Exercise goal:
Each line that holds the word "modules" should be returned.

Data excerpts:
***

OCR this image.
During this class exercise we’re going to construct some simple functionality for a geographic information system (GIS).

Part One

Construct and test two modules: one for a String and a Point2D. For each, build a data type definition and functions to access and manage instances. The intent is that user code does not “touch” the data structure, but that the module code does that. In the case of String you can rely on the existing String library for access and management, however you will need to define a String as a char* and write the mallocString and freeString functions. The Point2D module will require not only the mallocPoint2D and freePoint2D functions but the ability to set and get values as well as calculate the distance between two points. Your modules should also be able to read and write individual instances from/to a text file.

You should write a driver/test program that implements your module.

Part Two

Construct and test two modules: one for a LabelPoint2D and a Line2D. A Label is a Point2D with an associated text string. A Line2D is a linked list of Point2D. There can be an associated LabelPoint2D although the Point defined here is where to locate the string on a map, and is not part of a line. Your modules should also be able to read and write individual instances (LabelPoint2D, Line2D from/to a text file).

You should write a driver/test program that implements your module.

***

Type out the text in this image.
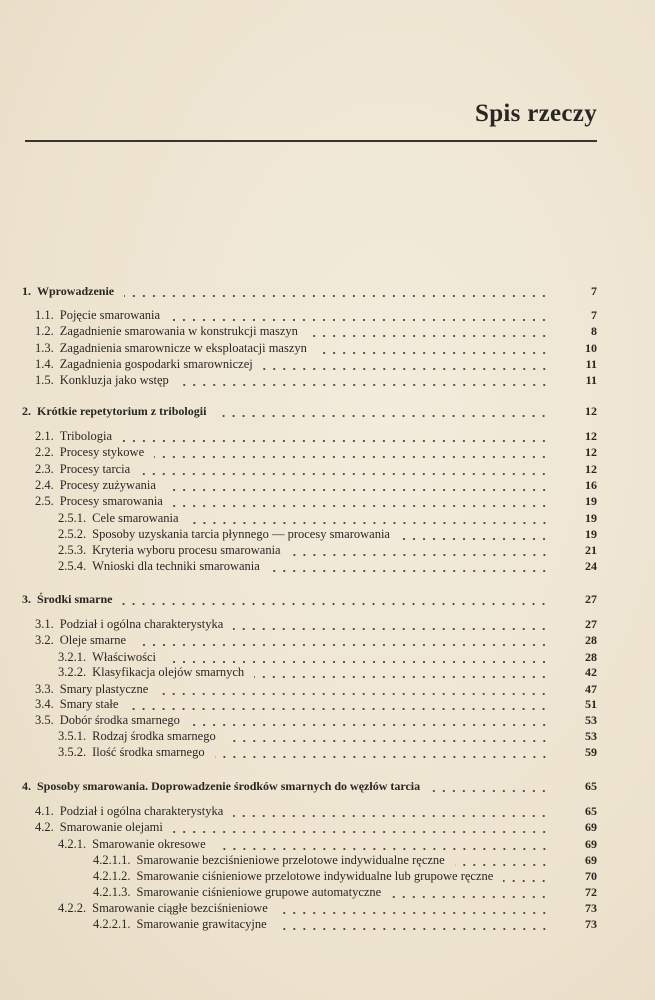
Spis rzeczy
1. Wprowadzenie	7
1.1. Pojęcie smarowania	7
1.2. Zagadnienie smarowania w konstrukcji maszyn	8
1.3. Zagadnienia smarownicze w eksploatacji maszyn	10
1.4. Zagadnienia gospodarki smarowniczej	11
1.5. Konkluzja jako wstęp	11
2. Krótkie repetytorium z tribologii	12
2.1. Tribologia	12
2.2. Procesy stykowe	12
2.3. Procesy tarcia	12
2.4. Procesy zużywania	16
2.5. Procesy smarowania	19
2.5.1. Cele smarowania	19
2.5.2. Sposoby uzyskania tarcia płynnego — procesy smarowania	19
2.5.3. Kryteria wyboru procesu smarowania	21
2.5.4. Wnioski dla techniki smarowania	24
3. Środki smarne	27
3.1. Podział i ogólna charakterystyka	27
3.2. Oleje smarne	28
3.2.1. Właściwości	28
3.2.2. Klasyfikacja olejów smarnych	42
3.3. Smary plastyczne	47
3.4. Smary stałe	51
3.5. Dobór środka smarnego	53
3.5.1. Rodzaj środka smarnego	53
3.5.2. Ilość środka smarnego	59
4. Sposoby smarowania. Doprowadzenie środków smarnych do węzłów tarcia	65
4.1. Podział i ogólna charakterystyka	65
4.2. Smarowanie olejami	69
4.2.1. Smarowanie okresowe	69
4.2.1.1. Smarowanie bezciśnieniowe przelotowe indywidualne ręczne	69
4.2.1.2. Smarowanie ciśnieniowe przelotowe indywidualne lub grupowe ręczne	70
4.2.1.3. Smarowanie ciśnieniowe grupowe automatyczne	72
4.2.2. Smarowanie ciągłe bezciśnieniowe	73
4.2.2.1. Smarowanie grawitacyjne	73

***

Task solution:
Construct and test two modules: one for a String and a Point2D. For each, build a data type definition and functions to access and manage instances. The intent is that user code does not “touch” the data structure, but that the module code does that. In the case of String you can rely on the existing String library for access and management, however you will need to define a String as a char* and write the mallocString and freeString functions. The Point2D module will require not only the mallocPoint2D and freePoint2D functions but the ability to set and get values as well as calculate the distance between two points. Your modules should also be able to read and write individual instances from/to a text file.
Construct and test two modules: one for a LabelPoint2D and a Line2D. A Label is a Point2D with an associated text string. A Line2D is a linked list of Point2D. There can be an associated LabelPoint2D although the Point defined here is where to locate the string on a map, and is not part of a line. Your modules should also be able to read and write individual instances (LabelPoint2D, Line2D from/to a text file).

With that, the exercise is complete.